───── Material shown ─────

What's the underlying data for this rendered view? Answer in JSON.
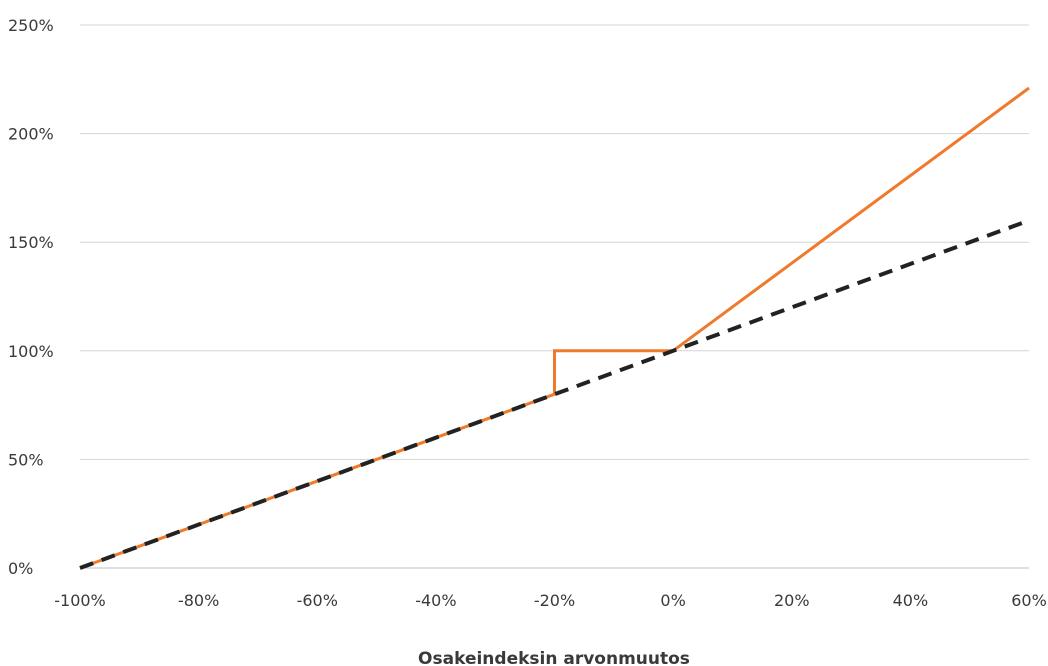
{
  "chart_data": {
    "type": "line",
    "title": "",
    "xlabel": "Osakeindeksin arvonmuutos",
    "ylabel": "",
    "xlim": [
      -100,
      60
    ],
    "ylim": [
      0,
      250
    ],
    "x_ticks": [
      -100,
      -80,
      -60,
      -40,
      -20,
      0,
      20,
      40,
      60
    ],
    "y_ticks": [
      0,
      50,
      100,
      150,
      200,
      250
    ],
    "x_tick_labels": [
      "-100%",
      "-80%",
      "-60%",
      "-40%",
      "-20%",
      "0%",
      "20%",
      "40%",
      "60%"
    ],
    "y_tick_labels": [
      "0%",
      "50%",
      "100%",
      "150%",
      "200%",
      "250%"
    ],
    "grid": "horizontal",
    "legend": "none",
    "series": [
      {
        "style": "solid",
        "color": "#f07a2b",
        "x": [
          -100,
          -20,
          -20,
          0,
          60
        ],
        "y": [
          0,
          80,
          100,
          100,
          221
        ]
      },
      {
        "style": "dashed",
        "color": "#222222",
        "x": [
          -100,
          60
        ],
        "y": [
          0,
          160
        ]
      }
    ]
  }
}
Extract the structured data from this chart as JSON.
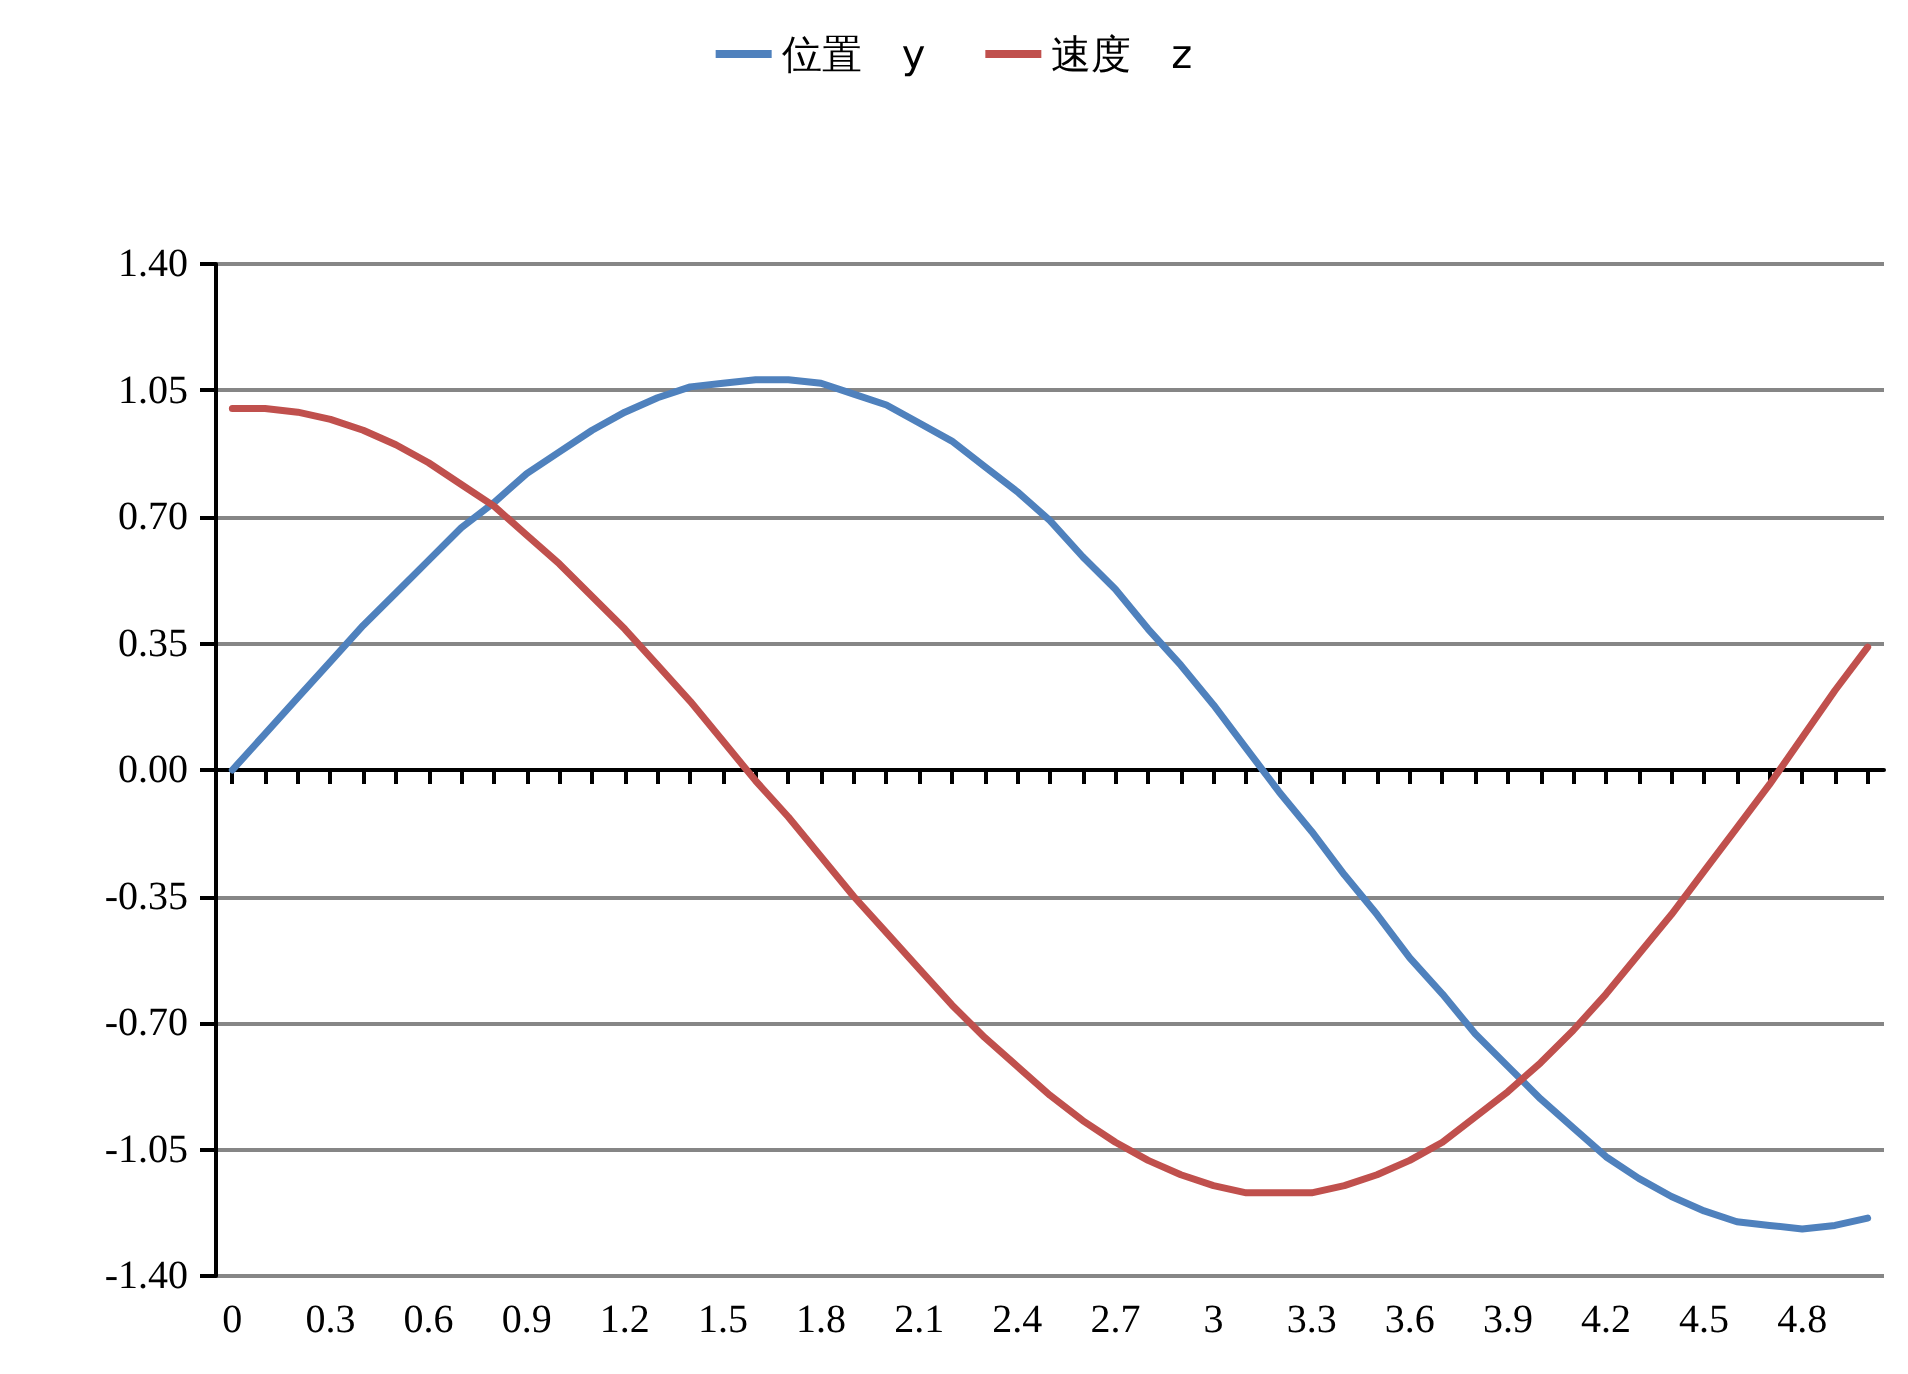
{
  "chart_data": {
    "type": "line",
    "categories": [
      "0",
      null,
      null,
      "0.3",
      null,
      null,
      "0.6",
      null,
      null,
      "0.9",
      null,
      null,
      "1.2",
      null,
      null,
      "1.5",
      null,
      null,
      "1.8",
      null,
      null,
      "2.1",
      null,
      null,
      "2.4",
      null,
      null,
      "2.7",
      null,
      null,
      "3",
      null,
      null,
      "3.3",
      null,
      null,
      "3.6",
      null,
      null,
      "3.9",
      null,
      null,
      "4.2",
      null,
      null,
      "4.5",
      null,
      null,
      "4.8",
      null,
      null
    ],
    "series": [
      {
        "name": "位置　y",
        "color": "#4f81bd",
        "values": [
          0,
          0.1,
          0.2,
          0.3,
          0.4,
          0.49,
          0.58,
          0.67,
          0.74,
          0.82,
          0.88,
          0.94,
          0.99,
          1.03,
          1.06,
          1.07,
          1.08,
          1.08,
          1.07,
          1.04,
          1.01,
          0.96,
          0.91,
          0.84,
          0.77,
          0.69,
          0.59,
          0.5,
          0.39,
          0.29,
          0.18,
          0.06,
          -0.06,
          -0.17,
          -0.29,
          -0.4,
          -0.52,
          -0.62,
          -0.73,
          -0.82,
          -0.91,
          -0.99,
          -1.07,
          -1.13,
          -1.18,
          -1.22,
          -1.25,
          -1.26,
          -1.27,
          -1.26,
          -1.24
        ]
      },
      {
        "name": "速度　z",
        "color": "#c0504d",
        "values": [
          1.0,
          1.0,
          0.99,
          0.97,
          0.94,
          0.9,
          0.85,
          0.79,
          0.73,
          0.65,
          0.57,
          0.48,
          0.39,
          0.29,
          0.19,
          0.08,
          -0.03,
          -0.13,
          -0.24,
          -0.35,
          -0.45,
          -0.55,
          -0.65,
          -0.74,
          -0.82,
          -0.9,
          -0.97,
          -1.03,
          -1.08,
          -1.12,
          -1.15,
          -1.17,
          -1.17,
          -1.17,
          -1.15,
          -1.12,
          -1.08,
          -1.03,
          -0.96,
          -0.89,
          -0.81,
          -0.72,
          -0.62,
          -0.51,
          -0.4,
          -0.28,
          -0.16,
          -0.04,
          0.09,
          0.22,
          0.34
        ]
      }
    ],
    "ylim": [
      -1.4,
      1.4
    ],
    "yticks": [
      {
        "value": -1.4,
        "label": "-1.40"
      },
      {
        "value": -1.05,
        "label": "-1.05"
      },
      {
        "value": -0.7,
        "label": "-0.70"
      },
      {
        "value": -0.35,
        "label": "-0.35"
      },
      {
        "value": 0,
        "label": "0.00"
      },
      {
        "value": 0.35,
        "label": "0.35"
      },
      {
        "value": 0.7,
        "label": "0.70"
      },
      {
        "value": 1.05,
        "label": "1.05"
      },
      {
        "value": 1.4,
        "label": "1.40"
      }
    ],
    "grid": "y",
    "legend": "top",
    "marker": "none",
    "line_style": "solid"
  }
}
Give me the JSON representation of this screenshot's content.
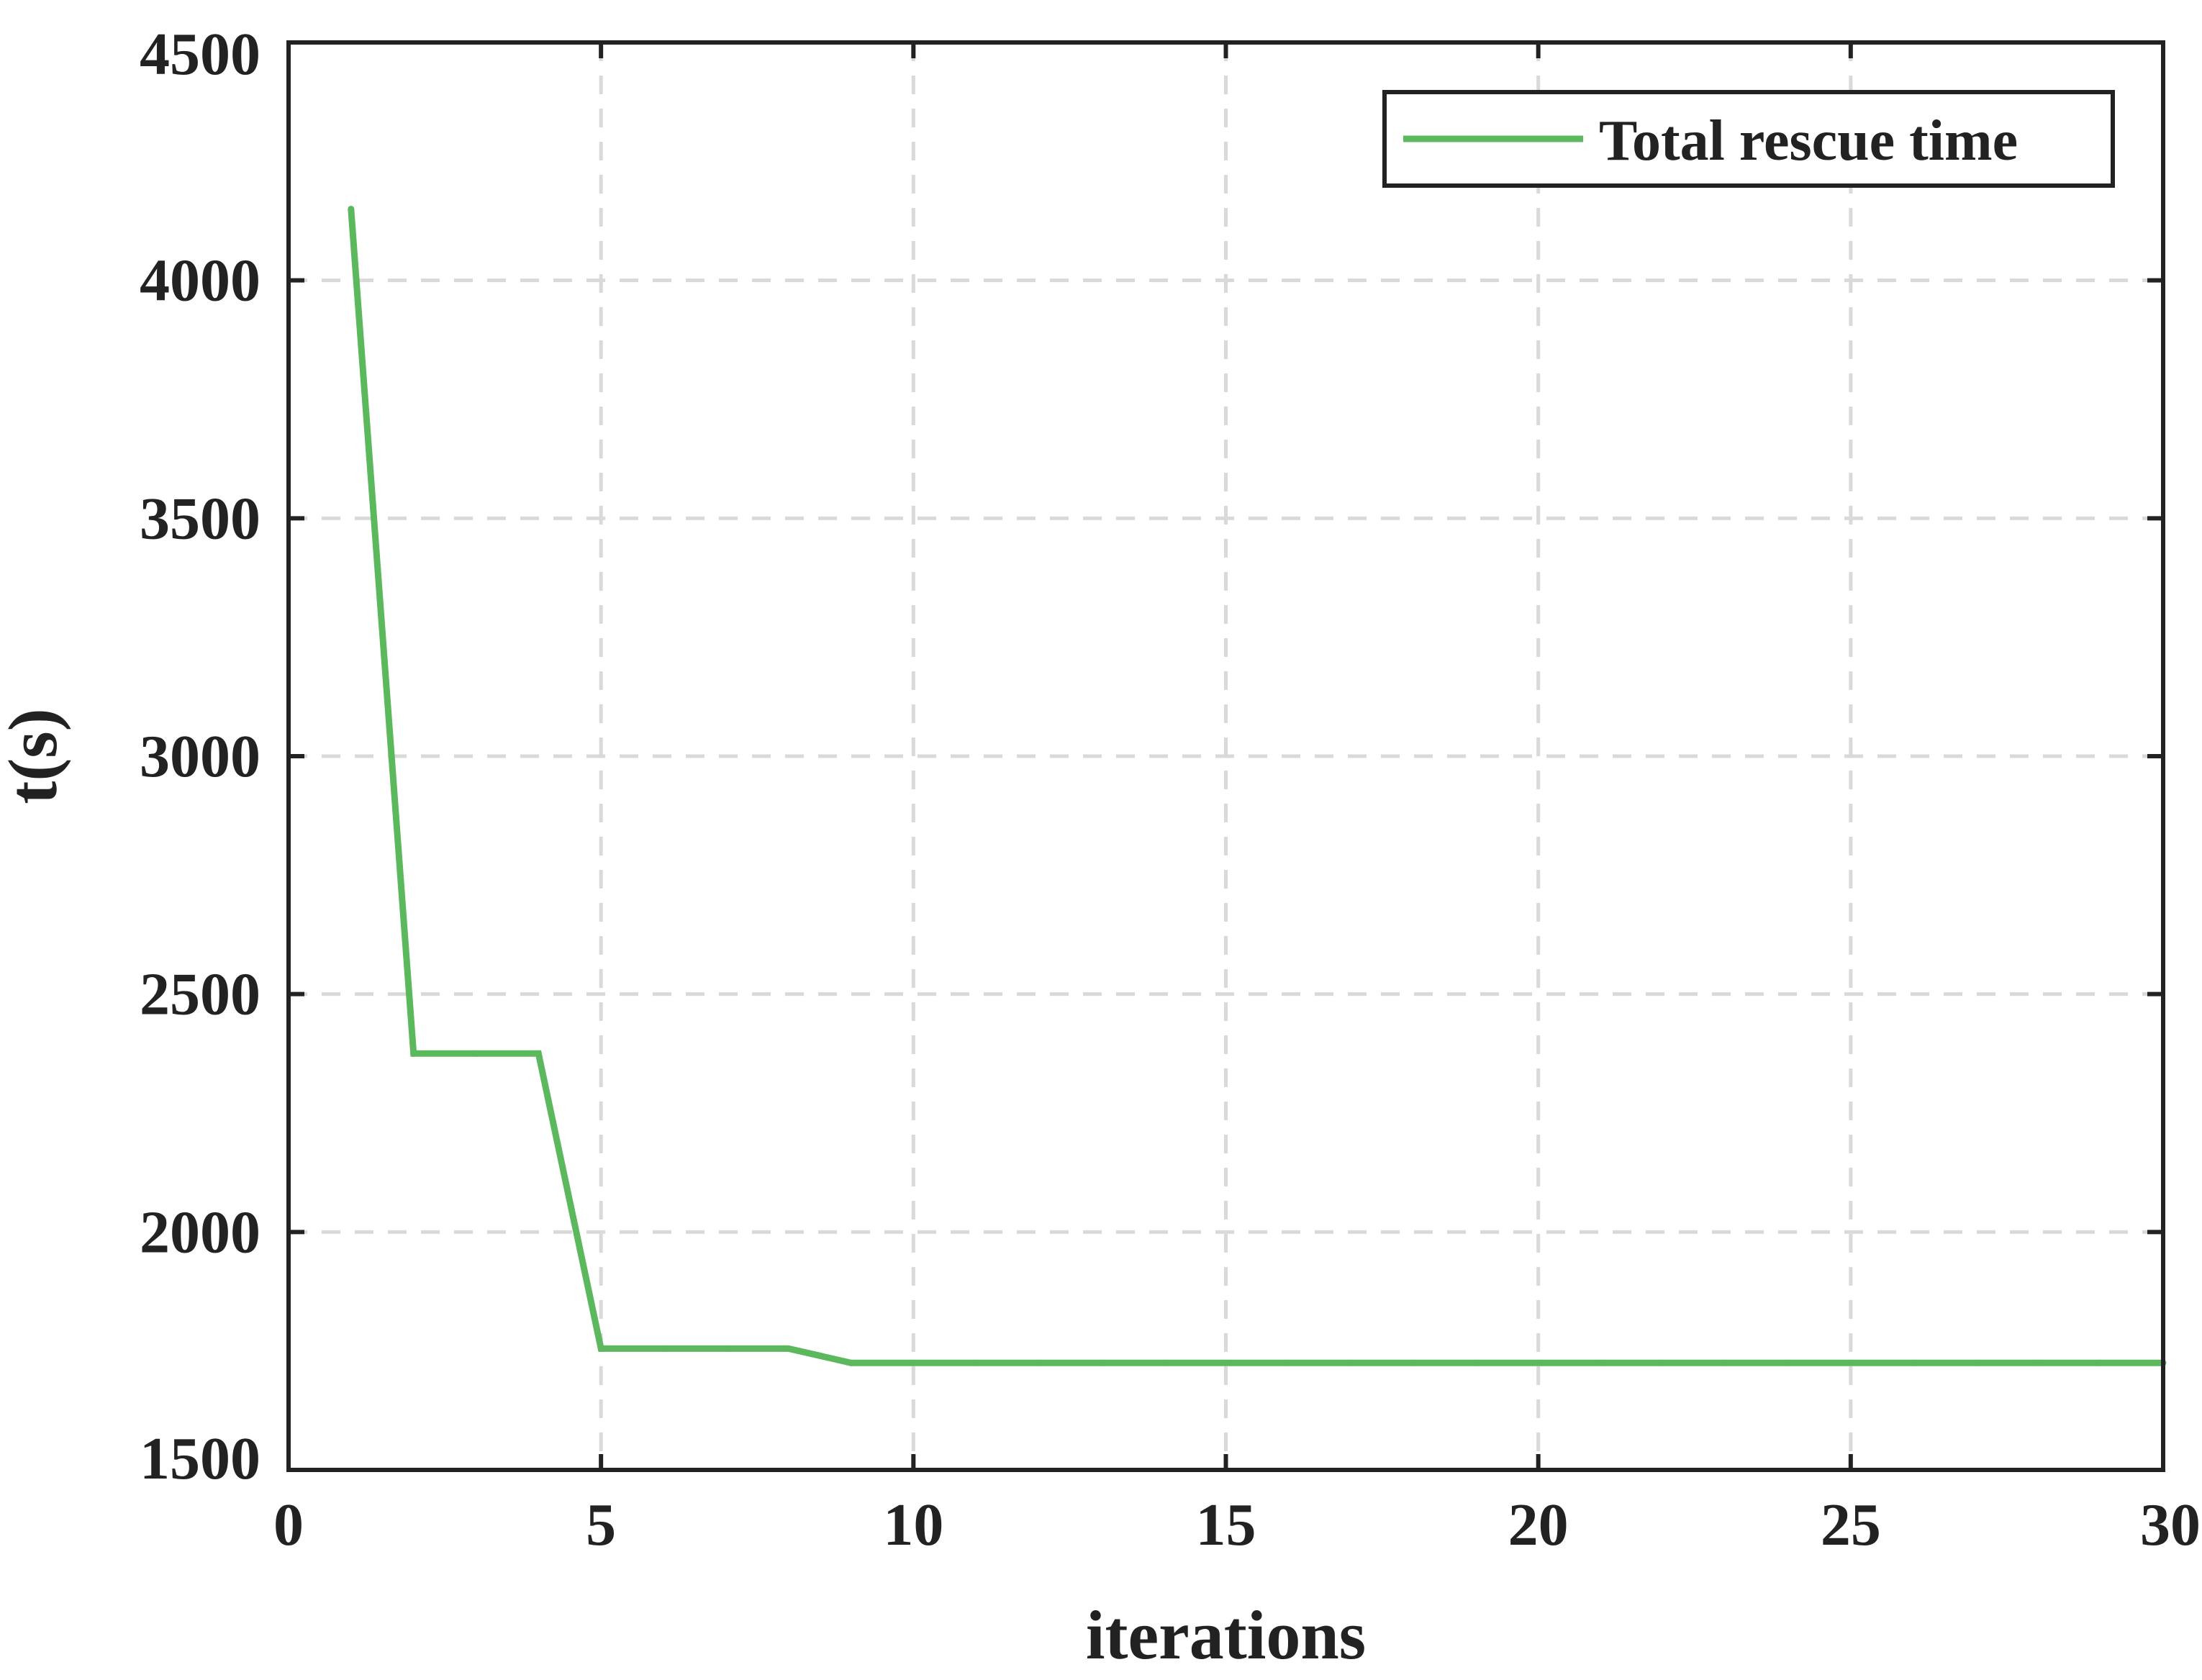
{
  "chart_data": {
    "type": "line",
    "title": "",
    "xlabel": "iterations",
    "ylabel": "t(s)",
    "xlim": [
      0,
      30
    ],
    "ylim": [
      1500,
      4500
    ],
    "x_ticks": [
      0,
      5,
      10,
      15,
      20,
      25,
      30
    ],
    "y_ticks": [
      1500,
      2000,
      2500,
      3000,
      3500,
      4000,
      4500
    ],
    "x_tick_labels": [
      "0",
      "5",
      "10",
      "15",
      "20",
      "25",
      "30"
    ],
    "y_tick_labels": [
      "1500",
      "2000",
      "2500",
      "3000",
      "3500",
      "4000",
      "4500"
    ],
    "grid": true,
    "legend_position": "top-right",
    "series": [
      {
        "name": "Total rescue time",
        "color": "#5cb85c",
        "x": [
          1,
          2,
          3,
          4,
          5,
          6,
          7,
          8,
          9,
          10,
          11,
          12,
          13,
          14,
          15,
          16,
          17,
          18,
          19,
          20,
          21,
          22,
          23,
          24,
          25,
          26,
          27,
          28,
          29,
          30
        ],
        "y": [
          4150,
          2375,
          2375,
          2375,
          1755,
          1755,
          1755,
          1755,
          1725,
          1725,
          1725,
          1725,
          1725,
          1725,
          1725,
          1725,
          1725,
          1725,
          1725,
          1725,
          1725,
          1725,
          1725,
          1725,
          1725,
          1725,
          1725,
          1725,
          1725,
          1725
        ]
      }
    ]
  }
}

─────

Extract, from the material above, each line holding the word "JSON".

What's the underlying data for this rendered view? Answer in JSON.
Extract the structured data from this chart as JSON.
Give me the JSON representation of this screenshot's content.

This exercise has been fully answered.